- EXERCISE BRIEF:
Go through the data below and gather each line containing "Janssens".
* * * * * * *
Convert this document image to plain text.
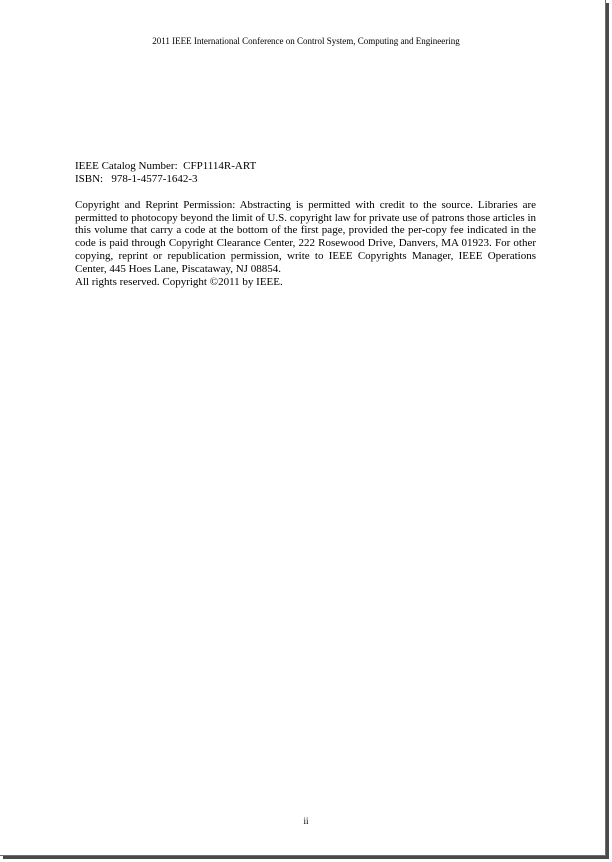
2011 IEEE International Conference on Control System, Computing and Engineering
IEEE Catalog Number:  CFP1114R-ART
ISBN:   978-1-4577-1642-3

Copyright and Reprint Permission: Abstracting is permitted with credit to the source. Libraries are permitted to photocopy beyond the limit of U.S. copyright law for private use of patrons those articles in this volume that carry a code at the bottom of the first page, provided the per-copy fee indicated in the code is paid through Copyright Clearance Center, 222 Rosewood Drive, Danvers, MA 01923. For other copying, reprint or republication permission, write to IEEE Copyrights Manager, IEEE Operations Center, 445 Hoes Lane, Piscataway, NJ 08854.

All rights reserved. Copyright ©2011 by IEEE.
ii
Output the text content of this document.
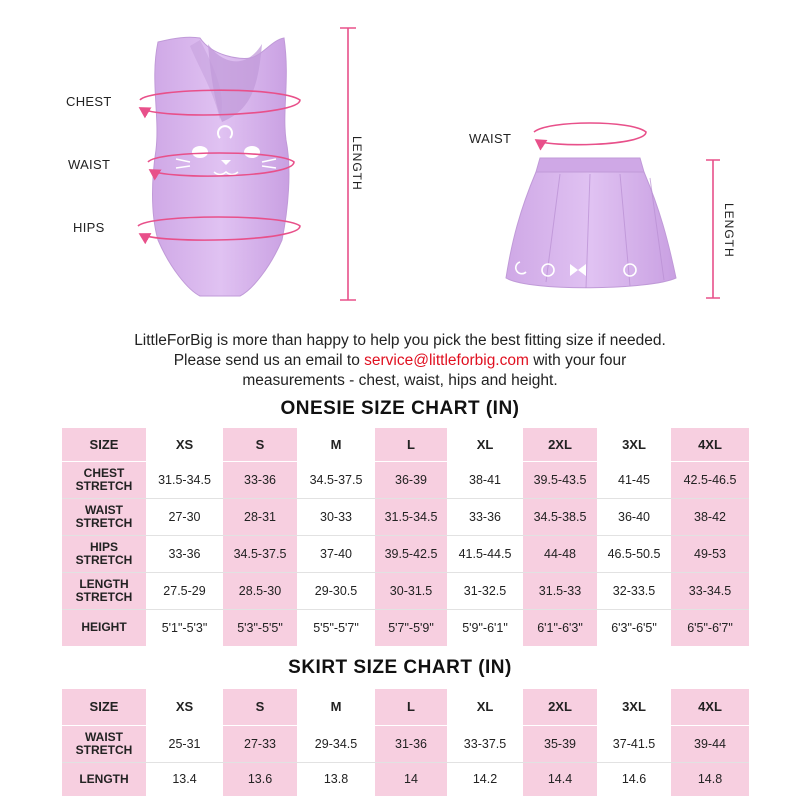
CHEST
WAIST
HIPS
LENGTH	WAIST
LENGTH
LittleForBig is more than happy to help you pick the best fitting size if needed.
Please send us an email to service@littleforbig.com with your four
measurements - chest, waist, hips and height.
ONESIE SIZE CHART (IN)
SIZE	XS	S	M	L	XL	2XL	3XL	4XL

CHEST
STRETCH	31.5-34.5	33-36	34.5-37.5	36-39	38-41	39.5-43.5	41-45	42.5-46.5

WAIST
STRETCH	27-30	28-31	30-33	31.5-34.5	33-36	34.5-38.5	36-40	38-42

HIPS
STRETCH	33-36	34.5-37.5	37-40	39.5-42.5	41.5-44.5	44-48	46.5-50.5	49-53

LENGTH
STRETCH	27.5-29	28.5-30	29-30.5	30-31.5	31-32.5	31.5-33	32-33.5	33-34.5

HEIGHT	5'1"-5'3"	5'3"-5'5"	5'5"-5'7"	5'7"-5'9"	5'9"-6'1"	6'1"-6'3"	6'3"-6'5"	6'5"-6'7"
SKIRT SIZE CHART (IN)
SIZE	XS	S	M	L	XL	2XL	3XL	4XL

WAIST
STRETCH	25-31	27-33	29-34.5	31-36	33-37.5	35-39	37-41.5	39-44

LENGTH	13.4	13.6	13.8	14	14.2	14.4	14.6	14.8
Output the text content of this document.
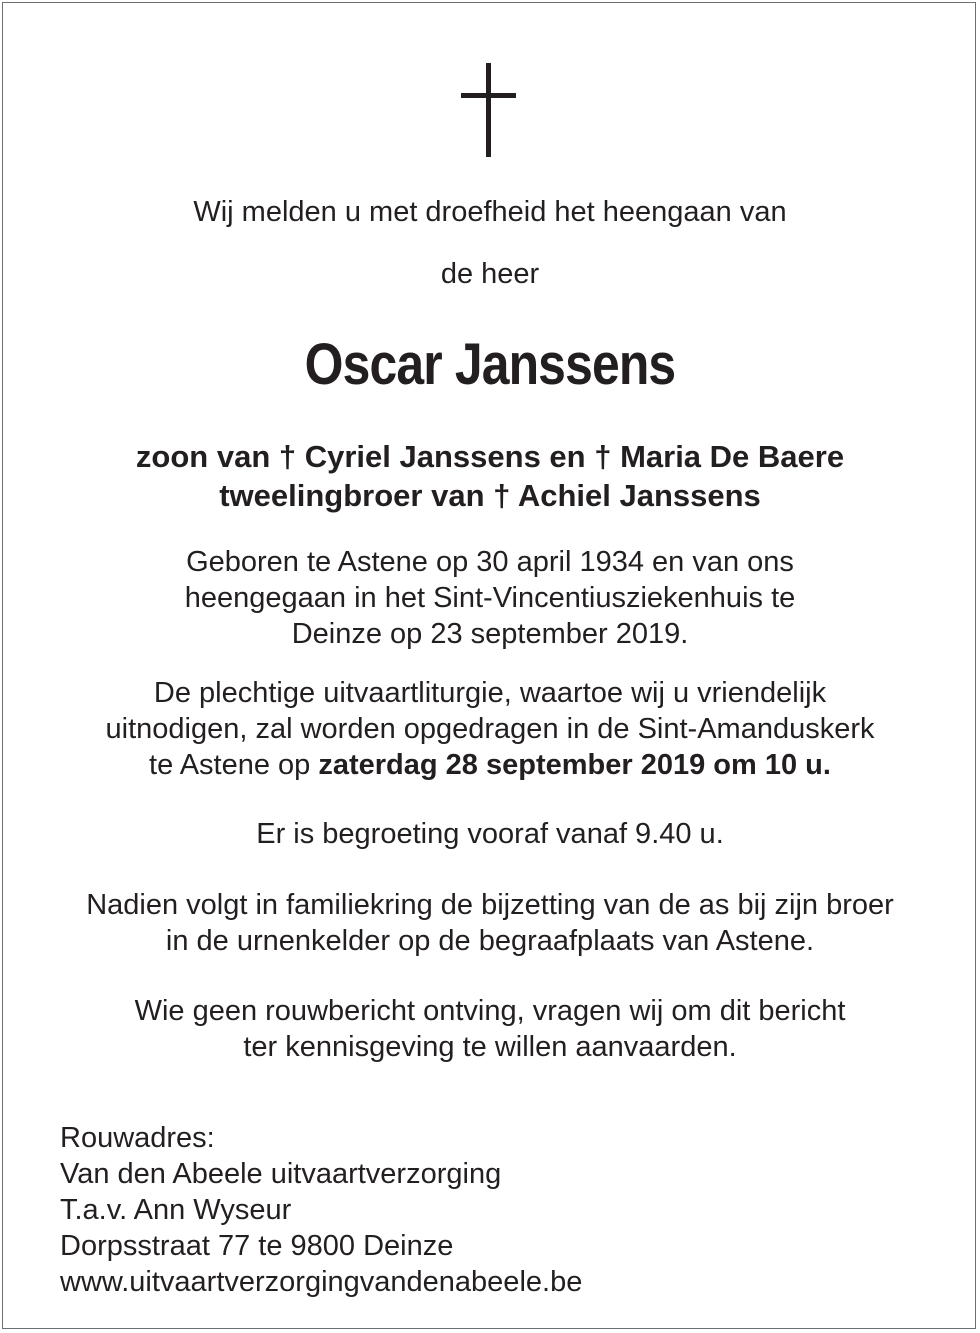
Wij melden u met droefheid het heengaan van
de heer
Oscar Janssens
zoon van † Cyriel Janssens en † Maria De Baere
tweelingbroer van † Achiel Janssens
Geboren te Astene op 30 april 1934 en van ons
heengegaan in het Sint-Vincentiusziekenhuis te
Deinze op 23 september 2019.
De plechtige uitvaartliturgie, waartoe wij u vriendelijk
uitnodigen, zal worden opgedragen in de Sint-Amanduskerk
te Astene op zaterdag 28 september 2019 om 10 u.
Er is begroeting vooraf vanaf 9.40 u.
Nadien volgt in familiekring de bijzetting van de as bij zijn broer
in de urnenkelder op de begraafplaats van Astene.
Wie geen rouwbericht ontving, vragen wij om dit bericht
ter kennisgeving te willen aanvaarden.
Rouwadres:
Van den Abeele uitvaartverzorging
T.a.v. Ann Wyseur
Dorpsstraat 77 te 9800 Deinze
www.uitvaartverzorgingvandenabeele.be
* * * * * * *
- EXERCISE SOLUTION:
Oscar Janssens
zoon van † Cyriel Janssens en † Maria De Baere
tweelingbroer van † Achiel Janssens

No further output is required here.